__Given request__.
Each line that holds the word "ndiameter" should be returned.

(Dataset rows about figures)
▼

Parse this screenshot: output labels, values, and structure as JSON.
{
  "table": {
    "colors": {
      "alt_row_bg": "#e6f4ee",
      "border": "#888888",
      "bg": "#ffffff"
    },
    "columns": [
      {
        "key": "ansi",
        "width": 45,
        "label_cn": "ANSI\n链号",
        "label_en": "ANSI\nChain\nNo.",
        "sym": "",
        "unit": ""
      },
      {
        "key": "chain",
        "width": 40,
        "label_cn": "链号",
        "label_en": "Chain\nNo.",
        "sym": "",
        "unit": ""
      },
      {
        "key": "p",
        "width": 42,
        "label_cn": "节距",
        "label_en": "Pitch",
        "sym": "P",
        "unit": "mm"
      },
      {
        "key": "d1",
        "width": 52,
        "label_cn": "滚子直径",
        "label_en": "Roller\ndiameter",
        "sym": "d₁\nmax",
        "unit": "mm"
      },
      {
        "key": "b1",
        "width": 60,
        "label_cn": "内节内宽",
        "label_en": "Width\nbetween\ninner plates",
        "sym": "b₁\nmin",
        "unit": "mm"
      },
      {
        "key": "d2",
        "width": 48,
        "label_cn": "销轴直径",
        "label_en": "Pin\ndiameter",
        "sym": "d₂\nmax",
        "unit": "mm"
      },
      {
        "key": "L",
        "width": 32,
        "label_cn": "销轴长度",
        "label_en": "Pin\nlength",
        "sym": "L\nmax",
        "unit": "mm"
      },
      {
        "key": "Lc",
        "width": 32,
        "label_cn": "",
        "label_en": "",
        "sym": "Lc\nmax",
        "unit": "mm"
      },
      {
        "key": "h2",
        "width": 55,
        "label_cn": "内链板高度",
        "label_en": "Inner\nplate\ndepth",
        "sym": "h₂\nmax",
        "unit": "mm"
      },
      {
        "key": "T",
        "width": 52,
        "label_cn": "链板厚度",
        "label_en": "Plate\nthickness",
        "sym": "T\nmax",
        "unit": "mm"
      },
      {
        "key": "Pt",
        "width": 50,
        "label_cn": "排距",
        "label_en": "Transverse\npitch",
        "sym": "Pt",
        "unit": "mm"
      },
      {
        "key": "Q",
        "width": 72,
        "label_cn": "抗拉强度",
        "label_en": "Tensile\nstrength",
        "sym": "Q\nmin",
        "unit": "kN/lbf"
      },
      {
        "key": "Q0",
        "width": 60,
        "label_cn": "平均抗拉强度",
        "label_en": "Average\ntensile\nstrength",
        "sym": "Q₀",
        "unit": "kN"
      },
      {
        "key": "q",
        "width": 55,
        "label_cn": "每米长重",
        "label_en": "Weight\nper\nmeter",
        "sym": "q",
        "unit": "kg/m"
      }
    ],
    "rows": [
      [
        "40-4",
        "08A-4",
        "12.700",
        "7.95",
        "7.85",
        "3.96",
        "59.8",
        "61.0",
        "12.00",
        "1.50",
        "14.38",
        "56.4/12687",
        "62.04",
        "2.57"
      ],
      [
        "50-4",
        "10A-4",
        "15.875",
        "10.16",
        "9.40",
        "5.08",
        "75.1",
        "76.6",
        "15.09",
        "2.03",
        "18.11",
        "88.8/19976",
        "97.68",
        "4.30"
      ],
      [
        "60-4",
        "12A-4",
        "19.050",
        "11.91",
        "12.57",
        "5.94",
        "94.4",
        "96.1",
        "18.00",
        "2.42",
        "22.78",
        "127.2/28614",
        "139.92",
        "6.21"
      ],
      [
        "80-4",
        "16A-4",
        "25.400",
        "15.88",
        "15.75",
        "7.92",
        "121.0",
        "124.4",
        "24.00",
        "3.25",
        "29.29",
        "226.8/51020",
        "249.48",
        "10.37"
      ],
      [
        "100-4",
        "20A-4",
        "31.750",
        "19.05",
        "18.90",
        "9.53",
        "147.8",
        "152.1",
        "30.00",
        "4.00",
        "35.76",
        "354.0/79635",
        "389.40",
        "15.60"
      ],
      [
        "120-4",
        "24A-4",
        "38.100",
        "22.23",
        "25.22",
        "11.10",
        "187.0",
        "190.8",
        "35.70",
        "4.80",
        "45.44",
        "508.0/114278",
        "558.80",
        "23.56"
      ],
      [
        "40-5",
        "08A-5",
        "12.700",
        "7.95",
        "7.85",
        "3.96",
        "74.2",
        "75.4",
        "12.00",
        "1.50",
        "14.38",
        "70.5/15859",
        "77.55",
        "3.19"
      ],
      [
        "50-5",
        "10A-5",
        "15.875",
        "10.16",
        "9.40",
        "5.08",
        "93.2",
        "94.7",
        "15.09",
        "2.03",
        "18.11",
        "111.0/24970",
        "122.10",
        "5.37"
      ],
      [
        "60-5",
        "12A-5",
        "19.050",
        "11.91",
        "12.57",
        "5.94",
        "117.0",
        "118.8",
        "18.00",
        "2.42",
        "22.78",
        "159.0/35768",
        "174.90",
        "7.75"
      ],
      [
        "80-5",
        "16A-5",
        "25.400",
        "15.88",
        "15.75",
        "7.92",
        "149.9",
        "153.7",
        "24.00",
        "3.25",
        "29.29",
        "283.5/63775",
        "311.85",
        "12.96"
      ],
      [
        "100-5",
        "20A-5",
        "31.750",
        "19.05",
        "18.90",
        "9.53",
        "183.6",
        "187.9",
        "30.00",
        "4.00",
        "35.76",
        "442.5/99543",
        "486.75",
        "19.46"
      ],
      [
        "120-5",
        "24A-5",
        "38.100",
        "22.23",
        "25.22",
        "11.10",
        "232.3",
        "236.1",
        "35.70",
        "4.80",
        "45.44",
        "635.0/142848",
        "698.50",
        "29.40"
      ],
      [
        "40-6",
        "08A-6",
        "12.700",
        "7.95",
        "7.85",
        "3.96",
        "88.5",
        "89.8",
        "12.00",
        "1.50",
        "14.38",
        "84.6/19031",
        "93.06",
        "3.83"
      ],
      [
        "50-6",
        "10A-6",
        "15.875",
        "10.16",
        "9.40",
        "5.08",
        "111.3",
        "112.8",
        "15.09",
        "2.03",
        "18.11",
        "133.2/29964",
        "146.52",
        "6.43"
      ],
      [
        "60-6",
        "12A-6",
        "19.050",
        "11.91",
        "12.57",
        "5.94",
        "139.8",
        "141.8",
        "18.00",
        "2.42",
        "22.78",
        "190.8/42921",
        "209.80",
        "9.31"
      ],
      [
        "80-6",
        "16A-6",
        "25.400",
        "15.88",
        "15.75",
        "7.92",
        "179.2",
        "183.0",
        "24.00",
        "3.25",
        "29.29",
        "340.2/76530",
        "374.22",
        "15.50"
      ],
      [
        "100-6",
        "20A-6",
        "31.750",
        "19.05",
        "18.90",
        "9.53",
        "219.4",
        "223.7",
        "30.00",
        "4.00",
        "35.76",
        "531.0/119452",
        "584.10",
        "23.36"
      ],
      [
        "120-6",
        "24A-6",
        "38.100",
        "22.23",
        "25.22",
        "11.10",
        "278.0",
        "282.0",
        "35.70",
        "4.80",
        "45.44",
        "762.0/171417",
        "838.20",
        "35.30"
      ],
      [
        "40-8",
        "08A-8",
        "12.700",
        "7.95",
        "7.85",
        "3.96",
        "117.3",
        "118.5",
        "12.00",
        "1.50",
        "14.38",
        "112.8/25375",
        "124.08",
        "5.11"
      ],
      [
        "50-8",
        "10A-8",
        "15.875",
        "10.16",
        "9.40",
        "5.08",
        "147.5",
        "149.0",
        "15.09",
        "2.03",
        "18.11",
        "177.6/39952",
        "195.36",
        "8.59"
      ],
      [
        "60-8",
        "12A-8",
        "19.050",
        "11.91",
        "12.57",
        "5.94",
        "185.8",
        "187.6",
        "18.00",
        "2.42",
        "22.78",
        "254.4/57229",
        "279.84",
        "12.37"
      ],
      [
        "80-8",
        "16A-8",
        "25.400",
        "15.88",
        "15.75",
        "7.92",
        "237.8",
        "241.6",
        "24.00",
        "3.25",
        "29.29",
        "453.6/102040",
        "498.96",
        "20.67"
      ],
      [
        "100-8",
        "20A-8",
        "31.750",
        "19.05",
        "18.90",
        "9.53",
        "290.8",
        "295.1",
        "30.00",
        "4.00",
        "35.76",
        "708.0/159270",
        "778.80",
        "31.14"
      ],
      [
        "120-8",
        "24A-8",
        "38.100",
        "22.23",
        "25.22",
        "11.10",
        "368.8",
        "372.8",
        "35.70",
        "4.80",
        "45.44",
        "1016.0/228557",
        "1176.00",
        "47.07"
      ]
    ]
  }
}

▲

__Answer to this exercise__.
        "label_en": "Roller\ndiameter",
        "label_en": "Pin\ndiameter",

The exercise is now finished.